_THE EXERCISE_:
Omit every picture and output the rest of the records exactly as they are.

....

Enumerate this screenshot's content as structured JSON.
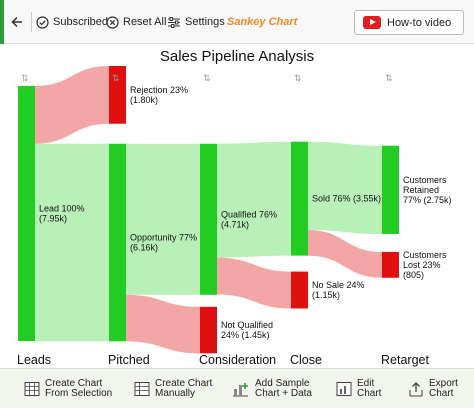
{
  "toolbar": {
    "subscribed_label": "Subscribed",
    "reset_label": "Reset All",
    "settings_label": "Settings",
    "brand_label": "Sankey Chart",
    "howto_label": "How-to video"
  },
  "bottom_bar": {
    "create_selection": [
      "Create Chart",
      "From Selection"
    ],
    "create_manual": [
      "Create Chart",
      "Manually"
    ],
    "add_sample": [
      "Add Sample",
      "Chart + Data"
    ],
    "edit_chart": [
      "Edit",
      "Chart"
    ],
    "export_chart": [
      "Export",
      "Chart"
    ]
  },
  "colors": {
    "green_node": "#22cc22",
    "red_node": "#e01010",
    "green_flow": "#b8f0b8",
    "red_flow": "#f3a6a6",
    "brand": "#f08a24"
  },
  "chart_data": {
    "type": "sankey",
    "title": "Sales Pipeline Analysis",
    "stages": [
      "Leads",
      "Pitched",
      "Consideration",
      "Close",
      "Retarget"
    ],
    "nodes": [
      {
        "id": "lead",
        "stage": 0,
        "label": [
          "Lead 100%",
          "(7.95k)"
        ],
        "value": 7.95,
        "color": "green"
      },
      {
        "id": "rejection",
        "stage": 1,
        "label": [
          "Rejection 23%",
          "(1.80k)"
        ],
        "value": 1.8,
        "color": "red"
      },
      {
        "id": "opportunity",
        "stage": 1,
        "label": [
          "Opportunity 77%",
          "(6.16k)"
        ],
        "value": 6.16,
        "color": "green"
      },
      {
        "id": "qualified",
        "stage": 2,
        "label": [
          "Qualified 76%",
          "(4.71k)"
        ],
        "value": 4.71,
        "color": "green"
      },
      {
        "id": "notqualified",
        "stage": 2,
        "label": [
          "Not Qualified",
          "24% (1.45k)"
        ],
        "value": 1.45,
        "color": "red"
      },
      {
        "id": "sold",
        "stage": 3,
        "label": [
          "Sold 76% (3.55k)"
        ],
        "value": 3.55,
        "color": "green"
      },
      {
        "id": "nosale",
        "stage": 3,
        "label": [
          "No Sale 24%",
          "(1.15k)"
        ],
        "value": 1.15,
        "color": "red"
      },
      {
        "id": "retained",
        "stage": 4,
        "label": [
          "Customers",
          "Retained",
          "77% (2.75k)"
        ],
        "value": 2.75,
        "color": "green"
      },
      {
        "id": "lost",
        "stage": 4,
        "label": [
          "Customers",
          "Lost 23%",
          "(805)"
        ],
        "value": 0.805,
        "color": "red"
      }
    ],
    "links": [
      {
        "source": "lead",
        "target": "rejection",
        "value": 1.8
      },
      {
        "source": "lead",
        "target": "opportunity",
        "value": 6.16
      },
      {
        "source": "opportunity",
        "target": "qualified",
        "value": 4.71
      },
      {
        "source": "opportunity",
        "target": "notqualified",
        "value": 1.45
      },
      {
        "source": "qualified",
        "target": "sold",
        "value": 3.55
      },
      {
        "source": "qualified",
        "target": "nosale",
        "value": 1.15
      },
      {
        "source": "sold",
        "target": "retained",
        "value": 2.75
      },
      {
        "source": "sold",
        "target": "lost",
        "value": 0.805
      }
    ]
  }
}
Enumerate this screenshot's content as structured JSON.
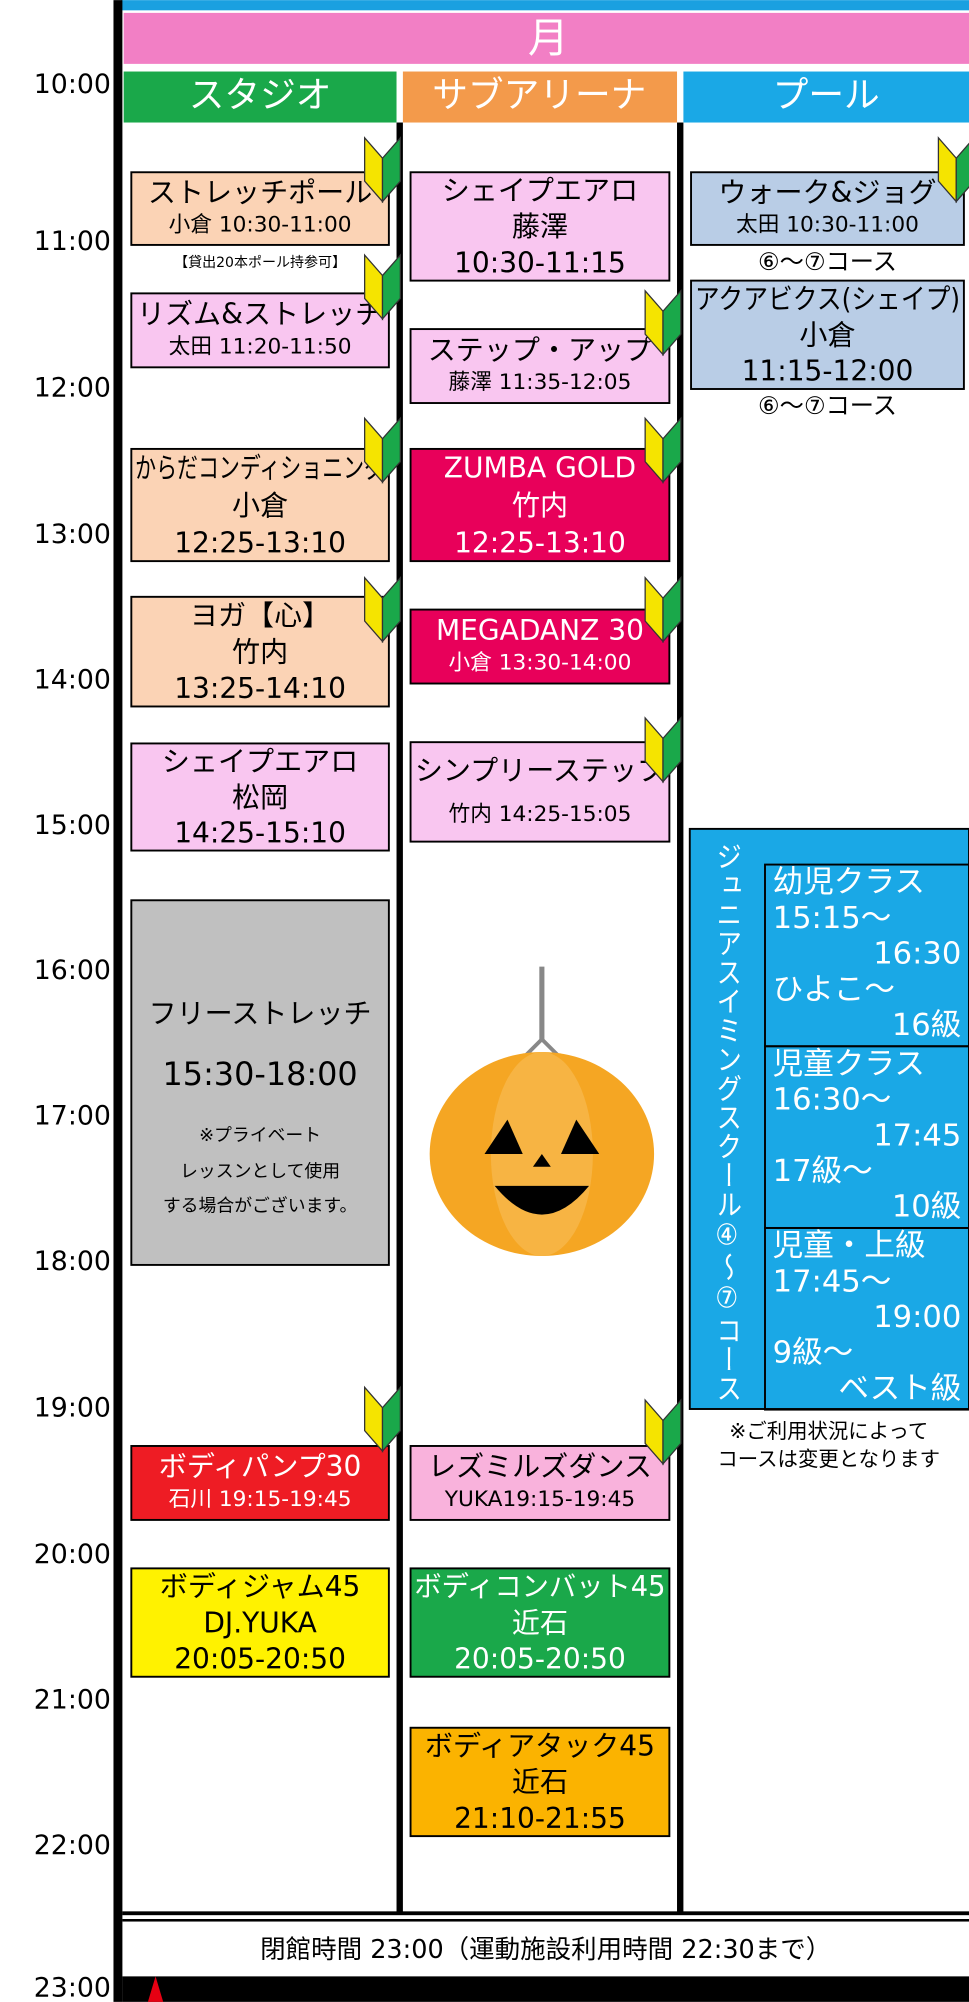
{
  "header": {
    "day": "月"
  },
  "columns": [
    "スタジオ",
    "サブアリーナ",
    "プール"
  ],
  "times": [
    "10:00",
    "11:00",
    "12:00",
    "13:00",
    "14:00",
    "15:00",
    "16:00",
    "17:00",
    "18:00",
    "19:00",
    "20:00",
    "21:00",
    "22:00",
    "23:00"
  ],
  "studio": [
    {
      "lines": [
        "ストレッチポール",
        "小倉 10:30-11:00"
      ],
      "note": "【貸出20本ポール持参可】"
    },
    {
      "lines": [
        "リズム&ストレッチ",
        "太田 11:20-11:50"
      ]
    },
    {
      "lines": [
        "からだコンディショニング",
        "小倉",
        "12:25-13:10"
      ]
    },
    {
      "lines": [
        "ヨガ【心】",
        "竹内",
        "13:25-14:10"
      ]
    },
    {
      "lines": [
        "シェイプエアロ",
        "松岡",
        "14:25-15:10"
      ]
    },
    {
      "lines": [
        "フリーストレッチ",
        "15:30-18:00",
        "※プライベート",
        "レッスンとして使用",
        "する場合がございます。"
      ]
    },
    {
      "lines": [
        "ボディパンプ30",
        "石川 19:15-19:45"
      ]
    },
    {
      "lines": [
        "ボディジャム45",
        "DJ.YUKA",
        "20:05-20:50"
      ]
    }
  ],
  "subarena": [
    {
      "lines": [
        "シェイプエアロ",
        "藤澤",
        "10:30-11:15"
      ]
    },
    {
      "lines": [
        "ステップ・アップ",
        "藤澤 11:35-12:05"
      ]
    },
    {
      "lines": [
        "ZUMBA GOLD",
        "竹内",
        "12:25-13:10"
      ]
    },
    {
      "lines": [
        "MEGADANZ 30",
        "小倉 13:30-14:00"
      ]
    },
    {
      "lines": [
        "シンプリーステップ",
        "竹内 14:25-15:05"
      ]
    },
    {
      "lines": [
        "レズミルズダンス",
        "YUKA19:15-19:45"
      ]
    },
    {
      "lines": [
        "ボディコンバット45",
        "近石",
        "20:05-20:50"
      ]
    },
    {
      "lines": [
        "ボディアタック45",
        "近石",
        "21:10-21:55"
      ]
    }
  ],
  "pool": [
    {
      "lines": [
        "ウォーク&ジョグ",
        "太田 10:30-11:00"
      ],
      "note": "⑥〜⑦コース"
    },
    {
      "lines": [
        "アクアビクス(シェイプ)",
        "小倉",
        "11:15-12:00"
      ],
      "note": "⑥〜⑦コース"
    }
  ],
  "junior": {
    "title": "ジュニアスイミングスクール④〜⑦コース",
    "classes": [
      {
        "lines": [
          "幼児クラス",
          "15:15〜",
          "16:30",
          "ひよこ〜",
          "16級"
        ]
      },
      {
        "lines": [
          "児童クラス",
          "16:30〜",
          "17:45",
          "17級〜",
          "10級"
        ]
      },
      {
        "lines": [
          "児童・上級",
          "17:45〜",
          "19:00",
          "9級〜",
          "ベスト級"
        ]
      }
    ],
    "note": [
      "※ご利用状況によって",
      "コースは変更となります"
    ]
  },
  "footer": "閉館時間 23:00（運動施設利用時間 22:30まで）"
}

....

_TASK OUTPUT_:
Enumerate this screenshot's content as structured JSON.
{
  "toolbar": {
    "subscribed_label": "Subscribed",
    "reset_label": "Reset All",
    "settings_label": "Settings",
    "brand_label": "Sankey Chart",
    "howto_label": "How-to video"
  },
  "bottom_bar": {
    "create_selection": [
      "Create Chart",
      "From Selection"
    ],
    "create_manual": [
      "Create Chart",
      "Manually"
    ],
    "add_sample": [
      "Add Sample",
      "Chart + Data"
    ],
    "edit_chart": [
      "Edit",
      "Chart"
    ],
    "export_chart": [
      "Export",
      "Chart"
    ]
  },
  "colors": {
    "green_node": "#22cc22",
    "red_node": "#e01010",
    "green_flow": "#b8f0b8",
    "red_flow": "#f3a6a6",
    "brand": "#f08a24"
  },
  "chart_data": {
    "type": "sankey",
    "title": "Sales Pipeline Analysis",
    "stages": [
      "Leads",
      "Pitched",
      "Consideration",
      "Close",
      "Retarget"
    ],
    "nodes": [
      {
        "id": "lead",
        "stage": 0,
        "label": [
          "Lead 100%",
          "(7.95k)"
        ],
        "value": 7.95,
        "color": "green"
      },
      {
        "id": "rejection",
        "stage": 1,
        "label": [
          "Rejection 23%",
          "(1.80k)"
        ],
        "value": 1.8,
        "color": "red"
      },
      {
        "id": "opportunity",
        "stage": 1,
        "label": [
          "Opportunity 77%",
          "(6.16k)"
        ],
        "value": 6.16,
        "color": "green"
      },
      {
        "id": "qualified",
        "stage": 2,
        "label": [
          "Qualified 76%",
          "(4.71k)"
        ],
        "value": 4.71,
        "color": "green"
      },
      {
        "id": "notqualified",
        "stage": 2,
        "label": [
          "Not Qualified",
          "24% (1.45k)"
        ],
        "value": 1.45,
        "color": "red"
      },
      {
        "id": "sold",
        "stage": 3,
        "label": [
          "Sold 76% (3.55k)"
        ],
        "value": 3.55,
        "color": "green"
      },
      {
        "id": "nosale",
        "stage": 3,
        "label": [
          "No Sale 24%",
          "(1.15k)"
        ],
        "value": 1.15,
        "color": "red"
      },
      {
        "id": "retained",
        "stage": 4,
        "label": [
          "Customers",
          "Retained",
          "77% (2.75k)"
        ],
        "value": 2.75,
        "color": "green"
      },
      {
        "id": "lost",
        "stage": 4,
        "label": [
          "Customers",
          "Lost 23%",
          "(805)"
        ],
        "value": 0.805,
        "color": "red"
      }
    ],
    "links": [
      {
        "source": "lead",
        "target": "rejection",
        "value": 1.8
      },
      {
        "source": "lead",
        "target": "opportunity",
        "value": 6.16
      },
      {
        "source": "opportunity",
        "target": "qualified",
        "value": 4.71
      },
      {
        "source": "opportunity",
        "target": "notqualified",
        "value": 1.45
      },
      {
        "source": "qualified",
        "target": "sold",
        "value": 3.55
      },
      {
        "source": "qualified",
        "target": "nosale",
        "value": 1.15
      },
      {
        "source": "sold",
        "target": "retained",
        "value": 2.75
      },
      {
        "source": "sold",
        "target": "lost",
        "value": 0.805
      }
    ]
  }
}
Enumerate this screenshot's content as structured JSON.
{
  "header": {
    "day": "月"
  },
  "columns": [
    "スタジオ",
    "サブアリーナ",
    "プール"
  ],
  "times": [
    "10:00",
    "11:00",
    "12:00",
    "13:00",
    "14:00",
    "15:00",
    "16:00",
    "17:00",
    "18:00",
    "19:00",
    "20:00",
    "21:00",
    "22:00",
    "23:00"
  ],
  "studio": [
    {
      "lines": [
        "ストレッチポール",
        "小倉 10:30-11:00"
      ],
      "note": "【貸出20本ポール持参可】"
    },
    {
      "lines": [
        "リズム&ストレッチ",
        "太田 11:20-11:50"
      ]
    },
    {
      "lines": [
        "からだコンディショニング",
        "小倉",
        "12:25-13:10"
      ]
    },
    {
      "lines": [
        "ヨガ【心】",
        "竹内",
        "13:25-14:10"
      ]
    },
    {
      "lines": [
        "シェイプエアロ",
        "松岡",
        "14:25-15:10"
      ]
    },
    {
      "lines": [
        "フリーストレッチ",
        "15:30-18:00",
        "※プライベート",
        "レッスンとして使用",
        "する場合がございます。"
      ]
    },
    {
      "lines": [
        "ボディパンプ30",
        "石川 19:15-19:45"
      ]
    },
    {
      "lines": [
        "ボディジャム45",
        "DJ.YUKA",
        "20:05-20:50"
      ]
    }
  ],
  "subarena": [
    {
      "lines": [
        "シェイプエアロ",
        "藤澤",
        "10:30-11:15"
      ]
    },
    {
      "lines": [
        "ステップ・アップ",
        "藤澤 11:35-12:05"
      ]
    },
    {
      "lines": [
        "ZUMBA GOLD",
        "竹内",
        "12:25-13:10"
      ]
    },
    {
      "lines": [
        "MEGADANZ 30",
        "小倉 13:30-14:00"
      ]
    },
    {
      "lines": [
        "シンプリーステップ",
        "竹内 14:25-15:05"
      ]
    },
    {
      "lines": [
        "レズミルズダンス",
        "YUKA19:15-19:45"
      ]
    },
    {
      "lines": [
        "ボディコンバット45",
        "近石",
        "20:05-20:50"
      ]
    },
    {
      "lines": [
        "ボディアタック45",
        "近石",
        "21:10-21:55"
      ]
    }
  ],
  "pool": [
    {
      "lines": [
        "ウォーク&ジョグ",
        "太田 10:30-11:00"
      ],
      "note": "⑥〜⑦コース"
    },
    {
      "lines": [
        "アクアビクス(シェイプ)",
        "小倉",
        "11:15-12:00"
      ],
      "note": "⑥〜⑦コース"
    }
  ],
  "junior": {
    "title": "ジュニアスイミングスクール④〜⑦コース",
    "classes": [
      {
        "lines": [
          "幼児クラス",
          "15:15〜",
          "16:30",
          "ひよこ〜",
          "16級"
        ]
      },
      {
        "lines": [
          "児童クラス",
          "16:30〜",
          "17:45",
          "17級〜",
          "10級"
        ]
      },
      {
        "lines": [
          "児童・上級",
          "17:45〜",
          "19:00",
          "9級〜",
          "ベスト級"
        ]
      }
    ],
    "note": [
      "※ご利用状況によって",
      "コースは変更となります"
    ]
  },
  "footer": "閉館時間 23:00（運動施設利用時間 22:30まで）"
}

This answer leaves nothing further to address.